(YOUR INSTRUCTIONS):
Reproduce this listing in full.

[Figure record listings]
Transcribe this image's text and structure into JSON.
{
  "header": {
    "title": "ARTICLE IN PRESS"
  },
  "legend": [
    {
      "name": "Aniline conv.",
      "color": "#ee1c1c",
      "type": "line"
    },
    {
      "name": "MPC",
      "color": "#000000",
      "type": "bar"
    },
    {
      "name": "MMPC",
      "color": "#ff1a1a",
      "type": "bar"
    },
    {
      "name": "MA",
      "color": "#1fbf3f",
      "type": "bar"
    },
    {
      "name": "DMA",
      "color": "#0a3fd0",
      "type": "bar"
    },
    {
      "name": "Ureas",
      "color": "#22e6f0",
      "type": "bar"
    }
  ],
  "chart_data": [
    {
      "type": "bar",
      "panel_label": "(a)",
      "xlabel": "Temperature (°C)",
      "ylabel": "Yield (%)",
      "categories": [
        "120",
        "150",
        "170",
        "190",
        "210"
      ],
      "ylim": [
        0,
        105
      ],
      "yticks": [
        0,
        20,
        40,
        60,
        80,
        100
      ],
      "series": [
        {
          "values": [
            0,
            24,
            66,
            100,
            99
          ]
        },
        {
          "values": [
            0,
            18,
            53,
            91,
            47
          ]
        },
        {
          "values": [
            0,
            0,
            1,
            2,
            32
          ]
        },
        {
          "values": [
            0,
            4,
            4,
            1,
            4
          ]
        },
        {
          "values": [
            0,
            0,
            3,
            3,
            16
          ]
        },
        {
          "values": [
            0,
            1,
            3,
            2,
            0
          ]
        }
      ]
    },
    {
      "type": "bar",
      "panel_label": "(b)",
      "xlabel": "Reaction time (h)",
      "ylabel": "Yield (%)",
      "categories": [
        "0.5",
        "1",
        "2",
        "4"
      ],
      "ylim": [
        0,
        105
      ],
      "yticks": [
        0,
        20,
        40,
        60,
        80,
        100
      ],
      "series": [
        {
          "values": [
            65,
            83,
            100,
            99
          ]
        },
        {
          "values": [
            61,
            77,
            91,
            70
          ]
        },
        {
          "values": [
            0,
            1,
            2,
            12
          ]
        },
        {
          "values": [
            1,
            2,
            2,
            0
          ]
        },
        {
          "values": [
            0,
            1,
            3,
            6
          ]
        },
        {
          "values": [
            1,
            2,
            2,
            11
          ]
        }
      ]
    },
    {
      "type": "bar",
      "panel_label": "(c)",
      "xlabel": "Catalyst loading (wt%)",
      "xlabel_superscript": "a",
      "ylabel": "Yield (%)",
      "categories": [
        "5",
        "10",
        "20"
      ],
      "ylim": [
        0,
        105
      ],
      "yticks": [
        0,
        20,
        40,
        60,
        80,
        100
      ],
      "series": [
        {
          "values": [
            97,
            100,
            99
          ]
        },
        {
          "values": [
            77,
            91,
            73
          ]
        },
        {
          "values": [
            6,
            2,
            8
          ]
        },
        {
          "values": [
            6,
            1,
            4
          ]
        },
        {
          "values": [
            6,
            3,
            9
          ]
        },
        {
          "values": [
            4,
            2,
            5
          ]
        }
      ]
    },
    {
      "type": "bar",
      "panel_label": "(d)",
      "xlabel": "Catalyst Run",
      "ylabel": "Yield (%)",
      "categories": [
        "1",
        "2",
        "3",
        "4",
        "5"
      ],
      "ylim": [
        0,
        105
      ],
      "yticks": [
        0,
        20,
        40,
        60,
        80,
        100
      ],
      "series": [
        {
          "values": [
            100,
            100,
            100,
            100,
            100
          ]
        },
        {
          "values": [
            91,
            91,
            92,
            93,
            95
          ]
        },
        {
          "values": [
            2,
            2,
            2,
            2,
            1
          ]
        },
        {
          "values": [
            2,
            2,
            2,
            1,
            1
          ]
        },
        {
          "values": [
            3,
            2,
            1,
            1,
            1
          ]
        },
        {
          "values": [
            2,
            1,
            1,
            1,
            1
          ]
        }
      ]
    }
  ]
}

(RESULT OF THIS EXERCISE):
Transcribe this image's text and structure into JSON.
{
  "header": {
    "title": "ARTICLE IN PRESS"
  },
  "legend": [
    {
      "name": "Aniline conv.",
      "color": "#ee1c1c",
      "type": "line"
    },
    {
      "name": "MPC",
      "color": "#000000",
      "type": "bar"
    },
    {
      "name": "MMPC",
      "color": "#ff1a1a",
      "type": "bar"
    },
    {
      "name": "MA",
      "color": "#1fbf3f",
      "type": "bar"
    },
    {
      "name": "DMA",
      "color": "#0a3fd0",
      "type": "bar"
    },
    {
      "name": "Ureas",
      "color": "#22e6f0",
      "type": "bar"
    }
  ],
  "chart_data": [
    {
      "type": "bar",
      "panel_label": "(a)",
      "xlabel": "Temperature (°C)",
      "ylabel": "Yield (%)",
      "categories": [
        "120",
        "150",
        "170",
        "190",
        "210"
      ],
      "ylim": [
        0,
        105
      ],
      "yticks": [
        0,
        20,
        40,
        60,
        80,
        100
      ],
      "series": [
        {
          "values": [
            0,
            24,
            66,
            100,
            99
          ]
        },
        {
          "values": [
            0,
            18,
            53,
            91,
            47
          ]
        },
        {
          "values": [
            0,
            0,
            1,
            2,
            32
          ]
        },
        {
          "values": [
            0,
            4,
            4,
            1,
            4
          ]
        },
        {
          "values": [
            0,
            0,
            3,
            3,
            16
          ]
        },
        {
          "values": [
            0,
            1,
            3,
            2,
            0
          ]
        }
      ]
    },
    {
      "type": "bar",
      "panel_label": "(b)",
      "xlabel": "Reaction time (h)",
      "ylabel": "Yield (%)",
      "categories": [
        "0.5",
        "1",
        "2",
        "4"
      ],
      "ylim": [
        0,
        105
      ],
      "yticks": [
        0,
        20,
        40,
        60,
        80,
        100
      ],
      "series": [
        {
          "values": [
            65,
            83,
            100,
            99
          ]
        },
        {
          "values": [
            61,
            77,
            91,
            70
          ]
        },
        {
          "values": [
            0,
            1,
            2,
            12
          ]
        },
        {
          "values": [
            1,
            2,
            2,
            0
          ]
        },
        {
          "values": [
            0,
            1,
            3,
            6
          ]
        },
        {
          "values": [
            1,
            2,
            2,
            11
          ]
        }
      ]
    },
    {
      "type": "bar",
      "panel_label": "(c)",
      "xlabel": "Catalyst loading (wt%)",
      "xlabel_superscript": "a",
      "ylabel": "Yield (%)",
      "categories": [
        "5",
        "10",
        "20"
      ],
      "ylim": [
        0,
        105
      ],
      "yticks": [
        0,
        20,
        40,
        60,
        80,
        100
      ],
      "series": [
        {
          "values": [
            97,
            100,
            99
          ]
        },
        {
          "values": [
            77,
            91,
            73
          ]
        },
        {
          "values": [
            6,
            2,
            8
          ]
        },
        {
          "values": [
            6,
            1,
            4
          ]
        },
        {
          "values": [
            6,
            3,
            9
          ]
        },
        {
          "values": [
            4,
            2,
            5
          ]
        }
      ]
    },
    {
      "type": "bar",
      "panel_label": "(d)",
      "xlabel": "Catalyst Run",
      "ylabel": "Yield (%)",
      "categories": [
        "1",
        "2",
        "3",
        "4",
        "5"
      ],
      "ylim": [
        0,
        105
      ],
      "yticks": [
        0,
        20,
        40,
        60,
        80,
        100
      ],
      "series": [
        {
          "values": [
            100,
            100,
            100,
            100,
            100
          ]
        },
        {
          "values": [
            91,
            91,
            92,
            93,
            95
          ]
        },
        {
          "values": [
            2,
            2,
            2,
            2,
            1
          ]
        },
        {
          "values": [
            2,
            2,
            2,
            1,
            1
          ]
        },
        {
          "values": [
            3,
            2,
            1,
            1,
            1
          ]
        },
        {
          "values": [
            2,
            1,
            1,
            1,
            1
          ]
        }
      ]
    }
  ]
}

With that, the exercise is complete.